-- MATERIAL PROVIDED start --
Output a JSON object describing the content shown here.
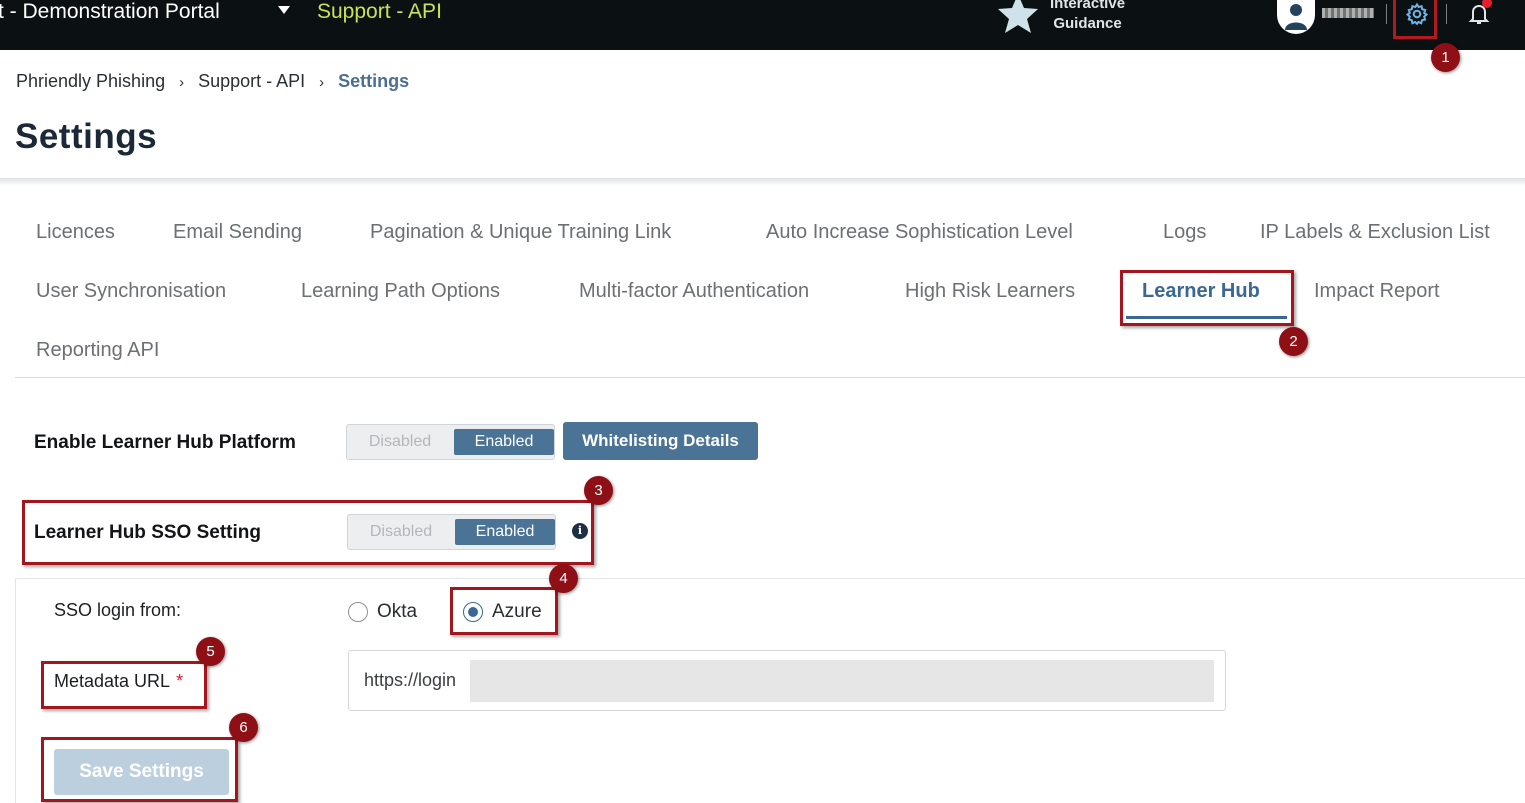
{
  "topbar": {
    "portal_name": "t - Demonstration Portal",
    "product_name": "Support - API",
    "guidance_line1": "Interactive",
    "guidance_line2": "Guidance",
    "icons": [
      "star-icon",
      "user-avatar-icon",
      "gear-icon",
      "bell-icon"
    ],
    "product_color": "#c8e356"
  },
  "breadcrumb": {
    "items": [
      "Phriendly Phishing",
      "Support - API",
      "Settings"
    ],
    "separator": "›"
  },
  "page": {
    "title": "Settings"
  },
  "tabs": [
    "Licences",
    "Email Sending",
    "Pagination & Unique Training Link",
    "Auto Increase Sophistication Level",
    "Logs",
    "IP Labels & Exclusion List",
    "User Synchronisation",
    "Learning Path Options",
    "Multi-factor Authentication",
    "High Risk Learners",
    "Learner Hub",
    "Impact Report",
    "Reporting API"
  ],
  "active_tab": "Learner Hub",
  "learner_hub": {
    "platform_label": "Enable Learner Hub Platform",
    "platform_toggle": {
      "off": "Disabled",
      "on": "Enabled",
      "selected": "Enabled"
    },
    "whitelisting_button": "Whitelisting Details",
    "sso_label": "Learner Hub SSO Setting",
    "sso_toggle": {
      "off": "Disabled",
      "on": "Enabled",
      "selected": "Enabled"
    },
    "info_glyph": "i",
    "sso_login_from_label": "SSO login from:",
    "sso_options": [
      "Okta",
      "Azure"
    ],
    "sso_selected": "Azure",
    "metadata_label": "Metadata URL",
    "required_mark": "*",
    "metadata_value": "https://login",
    "save_button": "Save Settings"
  },
  "callouts": [
    "1",
    "2",
    "3",
    "4",
    "5",
    "6"
  ],
  "colors": {
    "accent": "#4a7396",
    "callout": "#a3161e",
    "topbar": "#0b1113"
  }
}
-- MATERIAL PROVIDED end --
- [TASK BRIEF]: Set down all the data again exactly as above, pictures excluded.

- [RESULT]:
Output a JSON object describing the content shown here.
{
  "topbar": {
    "portal_name": "t - Demonstration Portal",
    "product_name": "Support - API",
    "guidance_line1": "Interactive",
    "guidance_line2": "Guidance",
    "icons": [
      "star-icon",
      "user-avatar-icon",
      "gear-icon",
      "bell-icon"
    ],
    "product_color": "#c8e356"
  },
  "breadcrumb": {
    "items": [
      "Phriendly Phishing",
      "Support - API",
      "Settings"
    ],
    "separator": "›"
  },
  "page": {
    "title": "Settings"
  },
  "tabs": [
    "Licences",
    "Email Sending",
    "Pagination & Unique Training Link",
    "Auto Increase Sophistication Level",
    "Logs",
    "IP Labels & Exclusion List",
    "User Synchronisation",
    "Learning Path Options",
    "Multi-factor Authentication",
    "High Risk Learners",
    "Learner Hub",
    "Impact Report",
    "Reporting API"
  ],
  "active_tab": "Learner Hub",
  "learner_hub": {
    "platform_label": "Enable Learner Hub Platform",
    "platform_toggle": {
      "off": "Disabled",
      "on": "Enabled",
      "selected": "Enabled"
    },
    "whitelisting_button": "Whitelisting Details",
    "sso_label": "Learner Hub SSO Setting",
    "sso_toggle": {
      "off": "Disabled",
      "on": "Enabled",
      "selected": "Enabled"
    },
    "info_glyph": "i",
    "sso_login_from_label": "SSO login from:",
    "sso_options": [
      "Okta",
      "Azure"
    ],
    "sso_selected": "Azure",
    "metadata_label": "Metadata URL",
    "required_mark": "*",
    "metadata_value": "https://login",
    "save_button": "Save Settings"
  },
  "callouts": [
    "1",
    "2",
    "3",
    "4",
    "5",
    "6"
  ],
  "colors": {
    "accent": "#4a7396",
    "callout": "#a3161e",
    "topbar": "#0b1113"
  }
}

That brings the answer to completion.